__Exercise description__
Word for word, repeat the entries, minus the pictures.

(Saved data entries)
──────
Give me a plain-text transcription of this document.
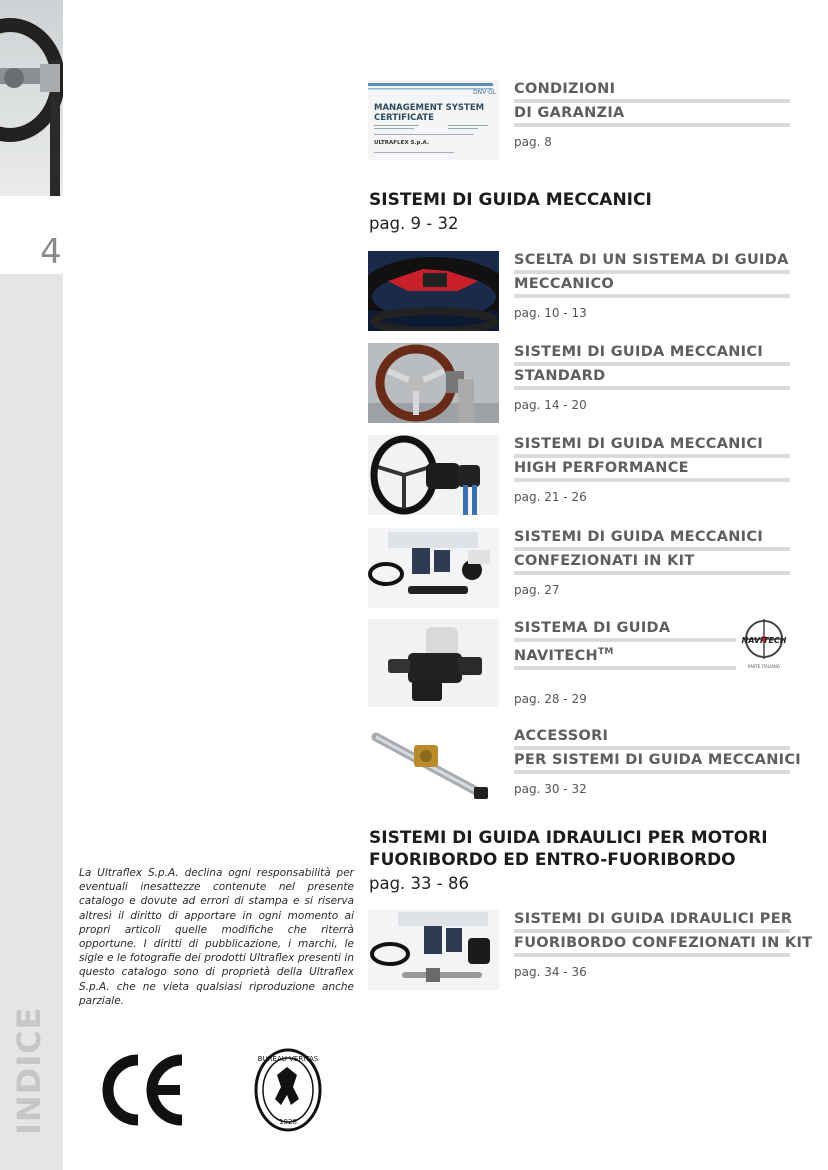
4
INDICE
DNV·GL
MANAGEMENT SYSTEM
CERTIFICATE
ULTRAFLEX S.p.A.
CONDIZIONI
DI GARANZIA
pag. 8
SISTEMI DI GUIDA MECCANICI
pag. 9 - 32
SCELTA DI UN SISTEMA DI GUIDA
MECCANICO
pag. 10 - 13
SISTEMI DI GUIDA MECCANICI
STANDARD
pag. 14 - 20
SISTEMI DI GUIDA MECCANICI
HIGH PERFORMANCE
pag. 21 - 26
SISTEMI DI GUIDA MECCANICI
CONFEZIONATI IN KIT
pag. 27
SISTEMA DI GUIDA
NAVITECH™
pag. 28 - 29
NAVITECH
PARTE ITALIANO
ACCESSORI
PER SISTEMI DI GUIDA MECCANICI
pag. 30 - 32
SISTEMI DI GUIDA IDRAULICI PER MOTORI
FUORIBORDO ED ENTRO-FUORIBORDO
pag. 33 - 86
SISTEMI DI GUIDA IDRAULICI PER
FUORIBORDO CONFEZIONATI IN KIT
pag. 34 - 36
La Ultraflex S.p.A. declina ogni responsabilità per eventuali inesattezze contenute nel presente catalogo e dovute ad errori di stampa e si riserva altresì il diritto di apportare in ogni momento ai propri articoli quelle modifiche che riterrà opportune. I diritti di pubblicazione, i marchi, le sigle e le fotografie dei prodotti Ultraflex presenti in questo catalogo sono di proprietà della Ultraflex S.p.A. che ne vieta qualsiasi riproduzione anche parziale.
BUREAU VERITAS
1828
──────
__Complete answer__
Give me a plain-text transcription of this document.
4
INDICE
DNV·GL
MANAGEMENT SYSTEM
CERTIFICATE
ULTRAFLEX S.p.A.
CONDIZIONI
DI GARANZIA
pag. 8
SISTEMI DI GUIDA MECCANICI
pag. 9 - 32
SCELTA DI UN SISTEMA DI GUIDA
MECCANICO
pag. 10 - 13
SISTEMI DI GUIDA MECCANICI
STANDARD
pag. 14 - 20
SISTEMI DI GUIDA MECCANICI
HIGH PERFORMANCE
pag. 21 - 26
SISTEMI DI GUIDA MECCANICI
CONFEZIONATI IN KIT
pag. 27
SISTEMA DI GUIDA
NAVITECH™
pag. 28 - 29
NAVITECH
PARTE ITALIANO
ACCESSORI
PER SISTEMI DI GUIDA MECCANICI
pag. 30 - 32
SISTEMI DI GUIDA IDRAULICI PER MOTORI
FUORIBORDO ED ENTRO-FUORIBORDO
pag. 33 - 86
SISTEMI DI GUIDA IDRAULICI PER
FUORIBORDO CONFEZIONATI IN KIT
pag. 34 - 36
La Ultraflex S.p.A. declina ogni responsabilità per eventuali inesattezze contenute nel presente catalogo e dovute ad errori di stampa e si riserva altresì il diritto di apportare in ogni momento ai propri articoli quelle modifiche che riterrà opportune. I diritti di pubblicazione, i marchi, le sigle e le fotografie dei prodotti Ultraflex presenti in questo catalogo sono di proprietà della Ultraflex S.p.A. che ne vieta qualsiasi riproduzione anche parziale.
BUREAU VERITAS
1828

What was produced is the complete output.